§ **RECORDS PROVIDED**:
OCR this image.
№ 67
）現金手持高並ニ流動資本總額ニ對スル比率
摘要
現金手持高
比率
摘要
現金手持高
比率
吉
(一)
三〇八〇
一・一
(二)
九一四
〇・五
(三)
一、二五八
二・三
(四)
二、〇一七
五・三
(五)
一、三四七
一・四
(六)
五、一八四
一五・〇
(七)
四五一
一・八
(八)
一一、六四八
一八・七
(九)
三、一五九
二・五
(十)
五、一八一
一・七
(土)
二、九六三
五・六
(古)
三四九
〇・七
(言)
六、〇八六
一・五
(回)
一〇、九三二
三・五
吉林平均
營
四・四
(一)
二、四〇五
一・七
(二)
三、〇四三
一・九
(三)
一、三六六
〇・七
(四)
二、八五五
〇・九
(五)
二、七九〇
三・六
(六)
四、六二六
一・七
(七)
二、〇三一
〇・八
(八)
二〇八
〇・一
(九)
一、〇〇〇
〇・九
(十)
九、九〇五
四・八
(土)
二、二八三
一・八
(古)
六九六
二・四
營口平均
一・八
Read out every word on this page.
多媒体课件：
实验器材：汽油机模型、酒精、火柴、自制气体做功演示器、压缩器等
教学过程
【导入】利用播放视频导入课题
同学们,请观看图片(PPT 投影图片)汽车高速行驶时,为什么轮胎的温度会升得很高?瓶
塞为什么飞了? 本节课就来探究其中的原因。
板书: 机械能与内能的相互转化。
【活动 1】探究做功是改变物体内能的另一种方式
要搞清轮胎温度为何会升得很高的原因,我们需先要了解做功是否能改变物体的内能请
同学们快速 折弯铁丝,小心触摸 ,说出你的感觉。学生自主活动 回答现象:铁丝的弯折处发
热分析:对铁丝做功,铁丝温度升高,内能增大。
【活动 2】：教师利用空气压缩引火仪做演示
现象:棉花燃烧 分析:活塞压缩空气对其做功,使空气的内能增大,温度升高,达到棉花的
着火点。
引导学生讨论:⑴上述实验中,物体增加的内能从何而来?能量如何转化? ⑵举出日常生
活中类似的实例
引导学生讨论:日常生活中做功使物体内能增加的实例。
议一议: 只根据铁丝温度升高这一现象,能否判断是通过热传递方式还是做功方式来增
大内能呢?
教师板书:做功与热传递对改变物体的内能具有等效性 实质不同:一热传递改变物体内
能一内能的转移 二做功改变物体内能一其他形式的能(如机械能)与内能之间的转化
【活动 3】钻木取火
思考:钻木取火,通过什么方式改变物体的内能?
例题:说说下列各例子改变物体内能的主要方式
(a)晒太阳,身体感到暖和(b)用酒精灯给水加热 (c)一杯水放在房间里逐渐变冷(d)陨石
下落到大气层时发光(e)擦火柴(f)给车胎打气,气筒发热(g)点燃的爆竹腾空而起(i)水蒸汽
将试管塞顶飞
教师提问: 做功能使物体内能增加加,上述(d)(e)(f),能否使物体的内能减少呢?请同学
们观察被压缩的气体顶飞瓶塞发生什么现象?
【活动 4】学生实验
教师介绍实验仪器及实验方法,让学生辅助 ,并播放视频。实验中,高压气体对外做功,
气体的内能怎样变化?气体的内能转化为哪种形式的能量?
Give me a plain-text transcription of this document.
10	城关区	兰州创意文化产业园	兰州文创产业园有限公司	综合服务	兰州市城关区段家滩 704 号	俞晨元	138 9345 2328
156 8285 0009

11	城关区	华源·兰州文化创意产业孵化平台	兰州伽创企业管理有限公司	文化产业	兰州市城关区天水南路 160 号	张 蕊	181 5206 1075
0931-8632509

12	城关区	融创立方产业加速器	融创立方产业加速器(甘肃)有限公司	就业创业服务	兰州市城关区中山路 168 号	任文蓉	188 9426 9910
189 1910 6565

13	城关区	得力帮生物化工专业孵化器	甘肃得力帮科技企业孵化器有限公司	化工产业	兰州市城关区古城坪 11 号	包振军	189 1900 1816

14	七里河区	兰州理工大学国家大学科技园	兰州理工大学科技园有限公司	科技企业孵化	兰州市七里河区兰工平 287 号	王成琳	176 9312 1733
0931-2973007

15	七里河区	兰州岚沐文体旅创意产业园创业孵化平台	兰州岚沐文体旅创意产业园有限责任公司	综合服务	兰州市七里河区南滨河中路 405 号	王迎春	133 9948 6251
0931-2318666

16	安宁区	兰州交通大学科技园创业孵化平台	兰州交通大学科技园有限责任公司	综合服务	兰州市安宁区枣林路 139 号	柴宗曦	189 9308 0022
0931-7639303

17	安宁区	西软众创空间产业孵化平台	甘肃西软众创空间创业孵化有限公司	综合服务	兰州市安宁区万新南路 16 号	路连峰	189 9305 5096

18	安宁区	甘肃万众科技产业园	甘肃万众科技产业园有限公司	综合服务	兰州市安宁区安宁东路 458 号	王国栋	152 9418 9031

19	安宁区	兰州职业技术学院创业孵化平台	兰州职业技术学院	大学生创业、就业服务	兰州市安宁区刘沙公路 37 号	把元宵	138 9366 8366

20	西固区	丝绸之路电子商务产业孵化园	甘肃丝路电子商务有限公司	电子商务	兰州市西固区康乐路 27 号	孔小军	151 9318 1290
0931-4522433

§ **PROBLEM DESCRIPTION**:
Transcribe the entire listing above precisely.

§ **RESPONSE FOR THIS EXERCISE**:
OCR this image.
№ 67
）現金手持高並ニ流動資本總額ニ對スル比率
摘要
現金手持高
比率
摘要
現金手持高
比率
吉
(一)
三〇八〇
一・一
(二)
九一四
〇・五
(三)
一、二五八
二・三
(四)
二、〇一七
五・三
(五)
一、三四七
一・四
(六)
五、一八四
一五・〇
(七)
四五一
一・八
(八)
一一、六四八
一八・七
(九)
三、一五九
二・五
(十)
五、一八一
一・七
(土)
二、九六三
五・六
(古)
三四九
〇・七
(言)
六、〇八六
一・五
(回)
一〇、九三二
三・五
吉林平均
營
四・四
(一)
二、四〇五
一・七
(二)
三、〇四三
一・九
(三)
一、三六六
〇・七
(四)
二、八五五
〇・九
(五)
二、七九〇
三・六
(六)
四、六二六
一・七
(七)
二、〇三一
〇・八
(八)
二〇八
〇・一
(九)
一、〇〇〇
〇・九
(十)
九、九〇五
四・八
(土)
二、二八三
一・八
(古)
六九六
二・四
營口平均
一・八
Read out every word on this page.
多媒体课件：
实验器材：汽油机模型、酒精、火柴、自制气体做功演示器、压缩器等
教学过程
【导入】利用播放视频导入课题
同学们,请观看图片(PPT 投影图片)汽车高速行驶时,为什么轮胎的温度会升得很高?瓶
塞为什么飞了? 本节课就来探究其中的原因。
板书: 机械能与内能的相互转化。
【活动 1】探究做功是改变物体内能的另一种方式
要搞清轮胎温度为何会升得很高的原因,我们需先要了解做功是否能改变物体的内能请
同学们快速 折弯铁丝,小心触摸 ,说出你的感觉。学生自主活动 回答现象:铁丝的弯折处发
热分析:对铁丝做功,铁丝温度升高,内能增大。
【活动 2】：教师利用空气压缩引火仪做演示
现象:棉花燃烧 分析:活塞压缩空气对其做功,使空气的内能增大,温度升高,达到棉花的
着火点。
引导学生讨论:⑴上述实验中,物体增加的内能从何而来?能量如何转化? ⑵举出日常生
活中类似的实例
引导学生讨论:日常生活中做功使物体内能增加的实例。
议一议: 只根据铁丝温度升高这一现象,能否判断是通过热传递方式还是做功方式来增
大内能呢?
教师板书:做功与热传递对改变物体的内能具有等效性 实质不同:一热传递改变物体内
能一内能的转移 二做功改变物体内能一其他形式的能(如机械能)与内能之间的转化
【活动 3】钻木取火
思考:钻木取火,通过什么方式改变物体的内能?
例题:说说下列各例子改变物体内能的主要方式
(a)晒太阳,身体感到暖和(b)用酒精灯给水加热 (c)一杯水放在房间里逐渐变冷(d)陨石
下落到大气层时发光(e)擦火柴(f)给车胎打气,气筒发热(g)点燃的爆竹腾空而起(i)水蒸汽
将试管塞顶飞
教师提问: 做功能使物体内能增加加,上述(d)(e)(f),能否使物体的内能减少呢?请同学
们观察被压缩的气体顶飞瓶塞发生什么现象?
【活动 4】学生实验
教师介绍实验仪器及实验方法,让学生辅助 ,并播放视频。实验中,高压气体对外做功,
气体的内能怎样变化?气体的内能转化为哪种形式的能量?
Give me a plain-text transcription of this document.
10	城关区	兰州创意文化产业园	兰州文创产业园有限公司	综合服务	兰州市城关区段家滩 704 号	俞晨元	138 9345 2328
156 8285 0009

11	城关区	华源·兰州文化创意产业孵化平台	兰州伽创企业管理有限公司	文化产业	兰州市城关区天水南路 160 号	张 蕊	181 5206 1075
0931-8632509

12	城关区	融创立方产业加速器	融创立方产业加速器(甘肃)有限公司	就业创业服务	兰州市城关区中山路 168 号	任文蓉	188 9426 9910
189 1910 6565

13	城关区	得力帮生物化工专业孵化器	甘肃得力帮科技企业孵化器有限公司	化工产业	兰州市城关区古城坪 11 号	包振军	189 1900 1816

14	七里河区	兰州理工大学国家大学科技园	兰州理工大学科技园有限公司	科技企业孵化	兰州市七里河区兰工平 287 号	王成琳	176 9312 1733
0931-2973007

15	七里河区	兰州岚沐文体旅创意产业园创业孵化平台	兰州岚沐文体旅创意产业园有限责任公司	综合服务	兰州市七里河区南滨河中路 405 号	王迎春	133 9948 6251
0931-2318666

16	安宁区	兰州交通大学科技园创业孵化平台	兰州交通大学科技园有限责任公司	综合服务	兰州市安宁区枣林路 139 号	柴宗曦	189 9308 0022
0931-7639303

17	安宁区	西软众创空间产业孵化平台	甘肃西软众创空间创业孵化有限公司	综合服务	兰州市安宁区万新南路 16 号	路连峰	189 9305 5096

18	安宁区	甘肃万众科技产业园	甘肃万众科技产业园有限公司	综合服务	兰州市安宁区安宁东路 458 号	王国栋	152 9418 9031

19	安宁区	兰州职业技术学院创业孵化平台	兰州职业技术学院	大学生创业、就业服务	兰州市安宁区刘沙公路 37 号	把元宵	138 9366 8366

20	西固区	丝绸之路电子商务产业孵化园	甘肃丝路电子商务有限公司	电子商务	兰州市西固区康乐路 27 号	孔小军	151 9318 1290
0931-4522433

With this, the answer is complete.